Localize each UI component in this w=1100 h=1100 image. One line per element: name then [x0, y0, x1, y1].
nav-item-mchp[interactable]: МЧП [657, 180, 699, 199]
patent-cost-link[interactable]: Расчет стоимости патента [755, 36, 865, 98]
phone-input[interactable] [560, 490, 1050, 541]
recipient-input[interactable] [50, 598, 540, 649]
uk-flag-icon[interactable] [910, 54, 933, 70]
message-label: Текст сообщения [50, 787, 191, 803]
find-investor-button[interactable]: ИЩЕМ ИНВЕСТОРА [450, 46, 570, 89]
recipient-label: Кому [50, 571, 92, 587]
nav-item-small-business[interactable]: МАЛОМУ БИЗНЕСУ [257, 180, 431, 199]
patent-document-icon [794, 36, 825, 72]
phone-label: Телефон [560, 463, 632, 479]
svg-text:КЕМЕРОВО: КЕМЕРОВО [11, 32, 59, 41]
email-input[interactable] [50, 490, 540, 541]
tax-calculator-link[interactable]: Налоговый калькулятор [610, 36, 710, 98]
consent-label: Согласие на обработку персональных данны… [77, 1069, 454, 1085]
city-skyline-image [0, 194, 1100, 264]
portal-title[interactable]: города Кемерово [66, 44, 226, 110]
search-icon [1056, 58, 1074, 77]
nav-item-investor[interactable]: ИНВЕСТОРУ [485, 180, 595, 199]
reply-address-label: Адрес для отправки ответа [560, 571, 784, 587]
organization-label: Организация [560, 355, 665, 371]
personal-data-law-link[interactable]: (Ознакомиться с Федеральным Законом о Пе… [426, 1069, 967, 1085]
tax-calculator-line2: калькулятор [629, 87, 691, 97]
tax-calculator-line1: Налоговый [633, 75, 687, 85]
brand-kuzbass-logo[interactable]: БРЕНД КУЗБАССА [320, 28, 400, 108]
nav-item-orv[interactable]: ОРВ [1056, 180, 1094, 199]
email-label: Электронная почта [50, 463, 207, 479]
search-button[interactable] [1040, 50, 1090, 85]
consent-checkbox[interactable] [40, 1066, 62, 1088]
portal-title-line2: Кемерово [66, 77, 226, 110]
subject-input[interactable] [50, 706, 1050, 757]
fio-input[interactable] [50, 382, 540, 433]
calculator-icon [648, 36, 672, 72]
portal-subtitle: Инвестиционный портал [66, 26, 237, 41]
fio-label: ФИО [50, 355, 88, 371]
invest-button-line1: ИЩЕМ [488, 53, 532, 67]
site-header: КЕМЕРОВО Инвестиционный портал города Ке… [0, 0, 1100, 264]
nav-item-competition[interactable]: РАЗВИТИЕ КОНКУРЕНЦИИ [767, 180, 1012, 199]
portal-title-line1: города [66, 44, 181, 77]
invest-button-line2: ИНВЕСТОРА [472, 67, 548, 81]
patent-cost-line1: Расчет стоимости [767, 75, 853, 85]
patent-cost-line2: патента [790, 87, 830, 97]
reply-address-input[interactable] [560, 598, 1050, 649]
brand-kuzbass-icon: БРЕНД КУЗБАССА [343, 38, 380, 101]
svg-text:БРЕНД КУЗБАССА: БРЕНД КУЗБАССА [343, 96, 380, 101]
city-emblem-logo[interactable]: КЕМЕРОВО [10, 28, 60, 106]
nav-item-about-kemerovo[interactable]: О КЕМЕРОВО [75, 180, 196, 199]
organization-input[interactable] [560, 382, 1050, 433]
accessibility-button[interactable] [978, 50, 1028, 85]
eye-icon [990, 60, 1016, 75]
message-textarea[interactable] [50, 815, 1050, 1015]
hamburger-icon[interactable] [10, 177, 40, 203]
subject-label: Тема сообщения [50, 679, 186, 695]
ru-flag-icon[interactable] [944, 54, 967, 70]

════

Please transcribe the data from its first line through the line containing "tax-calculator-link[interactable]: Налоговый калькулятор", including both, with every character unchanged.

Response to the task:
Localize each UI component in this w=1100 h=1100 image. One line per element: name then [x0, y0, x1, y1].
nav-item-mchp[interactable]: МЧП [657, 180, 699, 199]
patent-cost-link[interactable]: Расчет стоимости патента [755, 36, 865, 98]
phone-input[interactable] [560, 490, 1050, 541]
recipient-input[interactable] [50, 598, 540, 649]
uk-flag-icon[interactable] [910, 54, 933, 70]
message-label: Текст сообщения [50, 787, 191, 803]
find-investor-button[interactable]: ИЩЕМ ИНВЕСТОРА [450, 46, 570, 89]
recipient-label: Кому [50, 571, 92, 587]
nav-item-small-business[interactable]: МАЛОМУ БИЗНЕСУ [257, 180, 431, 199]
patent-document-icon [794, 36, 825, 72]
phone-label: Телефон [560, 463, 632, 479]
svg-text:КЕМЕРОВО: КЕМЕРОВО [11, 32, 59, 41]
email-input[interactable] [50, 490, 540, 541]
tax-calculator-link[interactable]: Налоговый калькулятор [610, 36, 710, 98]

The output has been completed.